Repeat, exactly and in full, the lines of the listing below, but without any pictures.
START RECORDS TO PROCESS
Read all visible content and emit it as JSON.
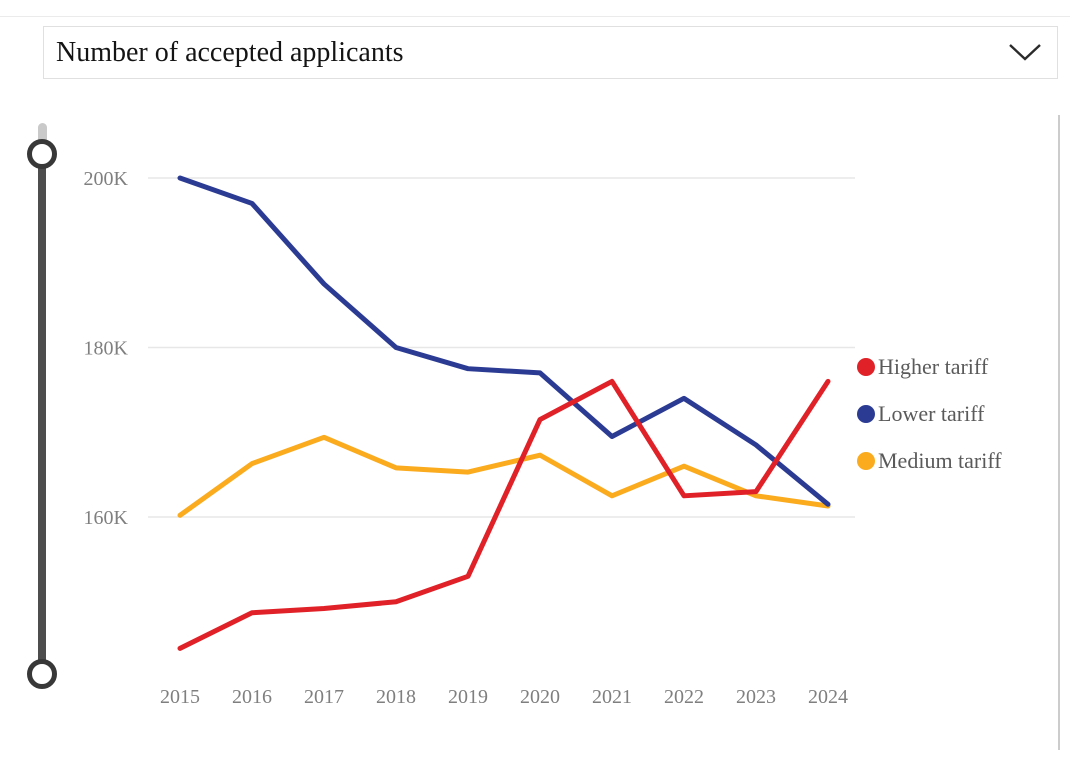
{
  "header": {
    "dropdown": {
      "selected_value": "Number of accepted applicants"
    }
  },
  "chart_data": {
    "type": "line",
    "title": "Number of accepted applicants",
    "categories": [
      "2015",
      "2016",
      "2017",
      "2018",
      "2019",
      "2020",
      "2021",
      "2022",
      "2023",
      "2024"
    ],
    "y_ticks": [
      {
        "value": 200000,
        "label": "200K"
      },
      {
        "value": 180000,
        "label": "180K"
      },
      {
        "value": 160000,
        "label": "160K"
      }
    ],
    "ylim": [
      140000,
      204000
    ],
    "grid": "horizontal-only",
    "legend_position": "right",
    "series": [
      {
        "name": "Higher tariff",
        "color": "#E02127",
        "values": [
          144500,
          148700,
          149200,
          150000,
          153000,
          171500,
          176000,
          162500,
          163000,
          176000
        ]
      },
      {
        "name": "Lower tariff",
        "color": "#2B3B94",
        "values": [
          200000,
          197000,
          187500,
          180000,
          177500,
          177000,
          169500,
          174000,
          168500,
          161500
        ]
      },
      {
        "name": "Medium tariff",
        "color": "#FAAB1E",
        "values": [
          160200,
          166300,
          169400,
          165800,
          165300,
          167300,
          162500,
          166000,
          162500,
          161300
        ]
      }
    ]
  },
  "colors": {
    "grid": "#e7e7e7",
    "tick_label": "#7f7f7f",
    "legend_label": "#5a5a5a"
  }
}
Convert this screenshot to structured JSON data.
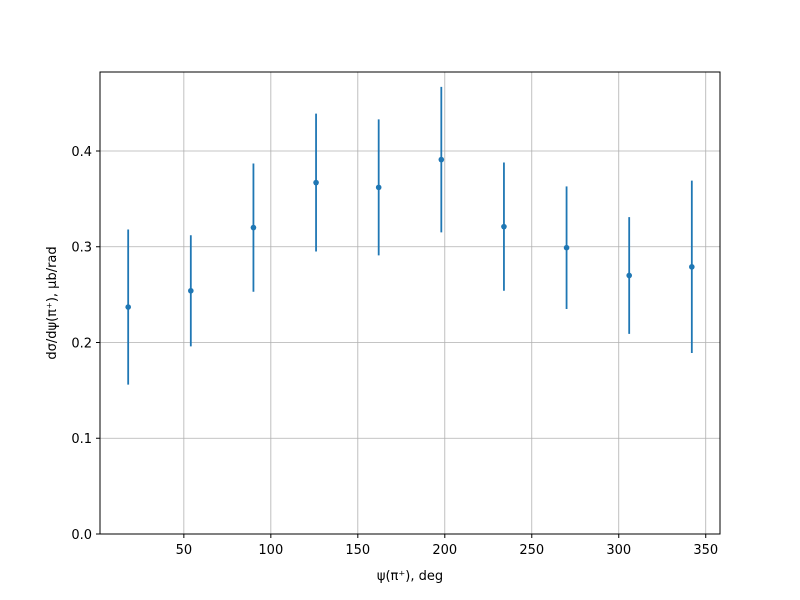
{
  "chart_data": {
    "type": "errorbar",
    "xlabel": "ψ(π⁺), deg",
    "ylabel": "dσ/dψ(π⁺), μb/rad",
    "x": [
      18,
      54,
      90,
      126,
      162,
      198,
      234,
      270,
      306,
      342
    ],
    "series": [
      {
        "color": "#1f77b4",
        "values": [
          0.237,
          0.254,
          0.32,
          0.367,
          0.362,
          0.391,
          0.321,
          0.299,
          0.27,
          0.279
        ],
        "errors": [
          0.081,
          0.058,
          0.067,
          0.072,
          0.071,
          0.076,
          0.067,
          0.064,
          0.061,
          0.09
        ]
      }
    ],
    "xlim": [
      1.8,
      358.2
    ],
    "ylim": [
      0,
      0.4825
    ],
    "xticks": [
      50,
      100,
      150,
      200,
      250,
      300,
      350
    ],
    "yticks": [
      {
        "value": 0,
        "label": "0.0"
      },
      {
        "value": 0.1,
        "label": "0.1"
      },
      {
        "value": 0.2,
        "label": "0.2"
      },
      {
        "value": 0.3,
        "label": "0.3"
      },
      {
        "value": 0.4,
        "label": "0.4"
      }
    ],
    "grid": true
  }
}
END RECORDS TO PROCESS
> **RESULT OF THE TASK**:
Read all visible content and emit it as JSON.
{
  "header": {
    "dropdown": {
      "selected_value": "Number of accepted applicants"
    }
  },
  "chart_data": {
    "type": "line",
    "title": "Number of accepted applicants",
    "categories": [
      "2015",
      "2016",
      "2017",
      "2018",
      "2019",
      "2020",
      "2021",
      "2022",
      "2023",
      "2024"
    ],
    "y_ticks": [
      {
        "value": 200000,
        "label": "200K"
      },
      {
        "value": 180000,
        "label": "180K"
      },
      {
        "value": 160000,
        "label": "160K"
      }
    ],
    "ylim": [
      140000,
      204000
    ],
    "grid": "horizontal-only",
    "legend_position": "right",
    "series": [
      {
        "name": "Higher tariff",
        "color": "#E02127",
        "values": [
          144500,
          148700,
          149200,
          150000,
          153000,
          171500,
          176000,
          162500,
          163000,
          176000
        ]
      },
      {
        "name": "Lower tariff",
        "color": "#2B3B94",
        "values": [
          200000,
          197000,
          187500,
          180000,
          177500,
          177000,
          169500,
          174000,
          168500,
          161500
        ]
      },
      {
        "name": "Medium tariff",
        "color": "#FAAB1E",
        "values": [
          160200,
          166300,
          169400,
          165800,
          165300,
          167300,
          162500,
          166000,
          162500,
          161300
        ]
      }
    ]
  },
  "colors": {
    "grid": "#e7e7e7",
    "tick_label": "#7f7f7f",
    "legend_label": "#5a5a5a"
  }
}
Convert this screenshot to structured JSON data.
{
  "chart_data": {
    "type": "errorbar",
    "xlabel": "ψ(π⁺), deg",
    "ylabel": "dσ/dψ(π⁺), μb/rad",
    "x": [
      18,
      54,
      90,
      126,
      162,
      198,
      234,
      270,
      306,
      342
    ],
    "series": [
      {
        "color": "#1f77b4",
        "values": [
          0.237,
          0.254,
          0.32,
          0.367,
          0.362,
          0.391,
          0.321,
          0.299,
          0.27,
          0.279
        ],
        "errors": [
          0.081,
          0.058,
          0.067,
          0.072,
          0.071,
          0.076,
          0.067,
          0.064,
          0.061,
          0.09
        ]
      }
    ],
    "xlim": [
      1.8,
      358.2
    ],
    "ylim": [
      0,
      0.4825
    ],
    "xticks": [
      50,
      100,
      150,
      200,
      250,
      300,
      350
    ],
    "yticks": [
      {
        "value": 0,
        "label": "0.0"
      },
      {
        "value": 0.1,
        "label": "0.1"
      },
      {
        "value": 0.2,
        "label": "0.2"
      },
      {
        "value": 0.3,
        "label": "0.3"
      },
      {
        "value": 0.4,
        "label": "0.4"
      }
    ],
    "grid": true
  }
}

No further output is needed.